## What to work on
State how many lines of the listing below include the word "this". Give only the number.

[Stored items]
**********

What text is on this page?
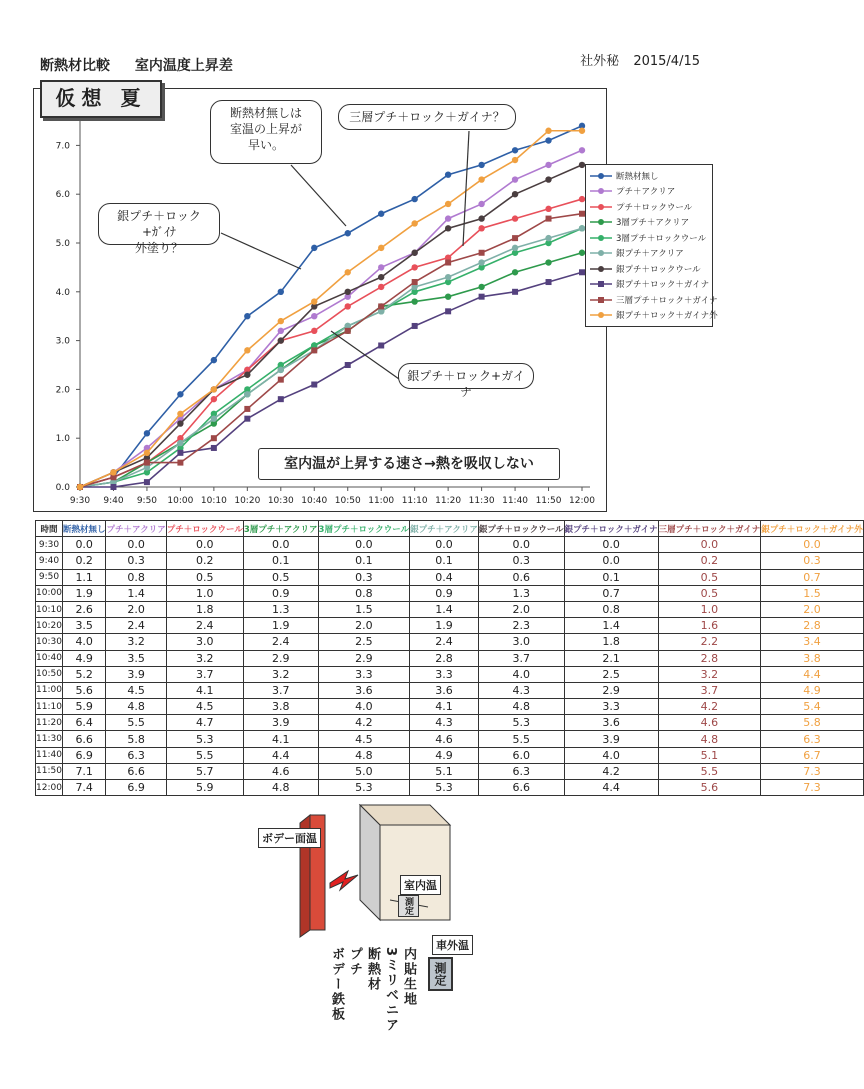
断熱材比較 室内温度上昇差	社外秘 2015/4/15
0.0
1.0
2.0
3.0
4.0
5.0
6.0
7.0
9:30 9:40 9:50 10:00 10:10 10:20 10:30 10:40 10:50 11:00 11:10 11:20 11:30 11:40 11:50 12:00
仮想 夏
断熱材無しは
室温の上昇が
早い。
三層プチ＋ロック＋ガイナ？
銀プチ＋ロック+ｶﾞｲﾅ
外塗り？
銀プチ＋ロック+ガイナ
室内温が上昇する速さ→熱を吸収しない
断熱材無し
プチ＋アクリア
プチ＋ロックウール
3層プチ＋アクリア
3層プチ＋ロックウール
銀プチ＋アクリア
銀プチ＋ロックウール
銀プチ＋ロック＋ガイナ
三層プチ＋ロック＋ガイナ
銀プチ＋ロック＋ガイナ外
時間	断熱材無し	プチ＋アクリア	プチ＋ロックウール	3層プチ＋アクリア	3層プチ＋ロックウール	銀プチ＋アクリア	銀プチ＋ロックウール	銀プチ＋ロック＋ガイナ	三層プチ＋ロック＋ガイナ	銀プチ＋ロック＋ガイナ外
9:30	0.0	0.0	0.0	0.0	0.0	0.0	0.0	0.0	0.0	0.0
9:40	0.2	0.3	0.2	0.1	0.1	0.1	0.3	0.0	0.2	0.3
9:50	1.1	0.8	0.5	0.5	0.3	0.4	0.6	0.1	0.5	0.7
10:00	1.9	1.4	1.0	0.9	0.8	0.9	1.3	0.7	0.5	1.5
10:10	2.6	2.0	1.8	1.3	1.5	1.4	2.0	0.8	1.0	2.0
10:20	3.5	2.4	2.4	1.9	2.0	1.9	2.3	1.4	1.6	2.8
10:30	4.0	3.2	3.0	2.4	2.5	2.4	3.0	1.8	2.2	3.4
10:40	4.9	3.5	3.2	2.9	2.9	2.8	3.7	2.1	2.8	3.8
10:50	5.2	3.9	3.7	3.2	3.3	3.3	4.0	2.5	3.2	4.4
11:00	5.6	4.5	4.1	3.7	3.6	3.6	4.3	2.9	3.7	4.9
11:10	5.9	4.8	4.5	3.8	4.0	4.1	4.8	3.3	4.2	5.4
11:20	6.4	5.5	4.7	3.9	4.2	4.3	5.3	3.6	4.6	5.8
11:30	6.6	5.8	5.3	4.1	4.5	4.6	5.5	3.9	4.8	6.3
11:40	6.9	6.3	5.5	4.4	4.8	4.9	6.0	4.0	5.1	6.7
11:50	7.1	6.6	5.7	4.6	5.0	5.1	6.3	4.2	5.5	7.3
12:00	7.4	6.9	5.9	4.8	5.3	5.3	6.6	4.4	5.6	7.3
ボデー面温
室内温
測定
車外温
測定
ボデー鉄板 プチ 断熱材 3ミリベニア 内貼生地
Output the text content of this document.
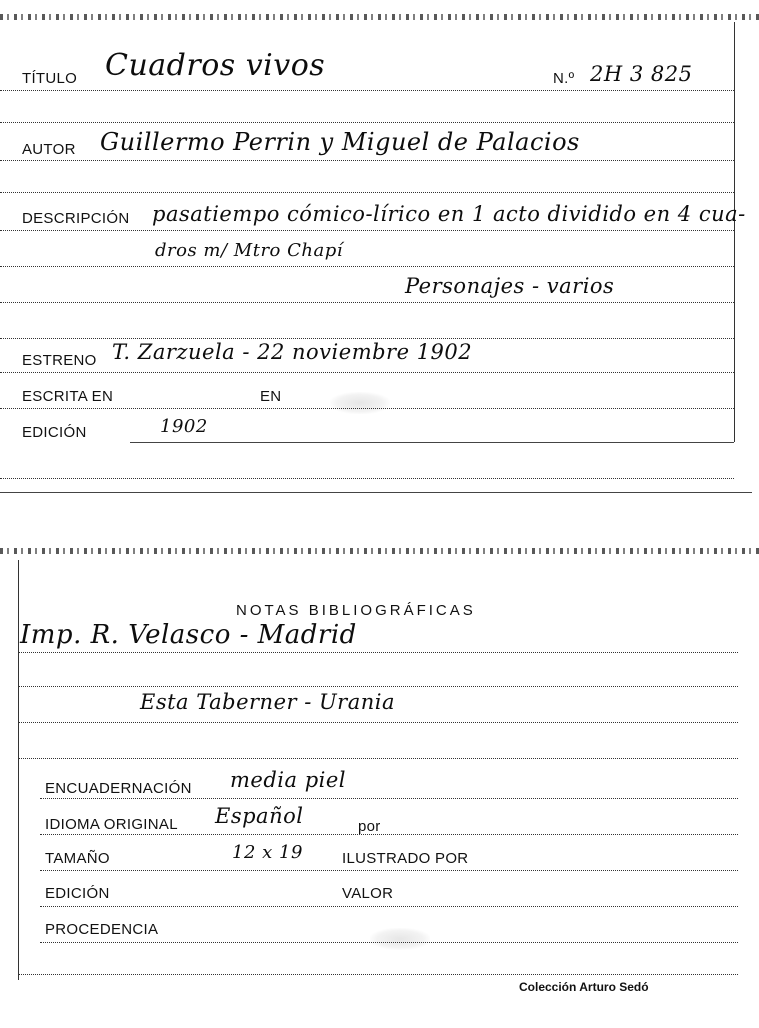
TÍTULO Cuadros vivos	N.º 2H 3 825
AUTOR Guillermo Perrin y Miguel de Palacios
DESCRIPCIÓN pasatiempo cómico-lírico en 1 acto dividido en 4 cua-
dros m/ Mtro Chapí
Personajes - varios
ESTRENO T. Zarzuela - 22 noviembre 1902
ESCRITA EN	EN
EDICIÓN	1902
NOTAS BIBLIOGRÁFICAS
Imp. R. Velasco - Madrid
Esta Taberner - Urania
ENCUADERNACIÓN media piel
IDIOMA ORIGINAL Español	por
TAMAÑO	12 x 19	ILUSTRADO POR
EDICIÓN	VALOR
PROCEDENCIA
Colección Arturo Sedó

**********

## Problem solution
2